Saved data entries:
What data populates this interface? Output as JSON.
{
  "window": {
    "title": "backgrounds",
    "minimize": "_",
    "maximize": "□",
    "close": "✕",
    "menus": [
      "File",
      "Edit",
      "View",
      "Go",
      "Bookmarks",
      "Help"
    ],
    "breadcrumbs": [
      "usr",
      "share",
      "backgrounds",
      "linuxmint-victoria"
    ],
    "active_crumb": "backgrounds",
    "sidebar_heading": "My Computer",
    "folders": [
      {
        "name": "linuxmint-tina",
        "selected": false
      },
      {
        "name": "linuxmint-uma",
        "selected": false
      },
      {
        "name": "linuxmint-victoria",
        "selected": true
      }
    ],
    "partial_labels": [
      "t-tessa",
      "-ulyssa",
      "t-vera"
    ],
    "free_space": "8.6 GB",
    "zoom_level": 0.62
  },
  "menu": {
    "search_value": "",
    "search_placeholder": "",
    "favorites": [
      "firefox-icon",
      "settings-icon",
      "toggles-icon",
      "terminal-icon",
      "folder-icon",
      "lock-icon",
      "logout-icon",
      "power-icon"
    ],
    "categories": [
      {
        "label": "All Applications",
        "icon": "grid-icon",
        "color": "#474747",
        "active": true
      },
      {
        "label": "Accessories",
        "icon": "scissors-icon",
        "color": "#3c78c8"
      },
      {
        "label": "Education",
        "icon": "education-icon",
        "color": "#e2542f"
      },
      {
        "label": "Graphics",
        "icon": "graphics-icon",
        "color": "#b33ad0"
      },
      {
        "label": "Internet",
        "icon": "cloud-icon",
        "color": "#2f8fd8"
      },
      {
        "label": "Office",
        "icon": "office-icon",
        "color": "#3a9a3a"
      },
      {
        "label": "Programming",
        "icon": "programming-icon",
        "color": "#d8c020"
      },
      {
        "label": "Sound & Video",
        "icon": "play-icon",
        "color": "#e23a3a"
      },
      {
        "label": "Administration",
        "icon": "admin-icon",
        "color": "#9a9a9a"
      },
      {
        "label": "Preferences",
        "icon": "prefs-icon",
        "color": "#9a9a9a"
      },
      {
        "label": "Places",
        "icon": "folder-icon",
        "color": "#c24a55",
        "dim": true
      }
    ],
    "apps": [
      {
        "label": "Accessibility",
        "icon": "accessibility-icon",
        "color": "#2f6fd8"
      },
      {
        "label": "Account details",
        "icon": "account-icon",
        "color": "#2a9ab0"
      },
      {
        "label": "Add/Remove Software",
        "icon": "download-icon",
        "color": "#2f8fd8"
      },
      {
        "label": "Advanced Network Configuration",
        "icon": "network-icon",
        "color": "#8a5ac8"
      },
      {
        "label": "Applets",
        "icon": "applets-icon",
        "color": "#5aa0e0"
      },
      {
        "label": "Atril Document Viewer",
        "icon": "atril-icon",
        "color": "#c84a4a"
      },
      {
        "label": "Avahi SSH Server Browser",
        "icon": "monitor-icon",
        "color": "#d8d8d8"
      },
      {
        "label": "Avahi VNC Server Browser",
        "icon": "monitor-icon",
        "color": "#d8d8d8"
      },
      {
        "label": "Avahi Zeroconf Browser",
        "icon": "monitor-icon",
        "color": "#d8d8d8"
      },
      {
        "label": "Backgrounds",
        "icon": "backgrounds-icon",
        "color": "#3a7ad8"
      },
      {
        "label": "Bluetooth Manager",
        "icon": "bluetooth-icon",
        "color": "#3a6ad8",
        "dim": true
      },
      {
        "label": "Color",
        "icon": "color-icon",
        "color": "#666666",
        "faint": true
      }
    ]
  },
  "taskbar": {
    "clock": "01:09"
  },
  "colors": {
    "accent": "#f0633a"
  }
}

WRITTEN PROBLEM |
Gather up every line from the listing above in which the word "Avahi" occurs.

FULL RESPONSE |
        "label": "Avahi SSH Server Browser",
        "label": "Avahi VNC Server Browser",
        "label": "Avahi Zeroconf Browser",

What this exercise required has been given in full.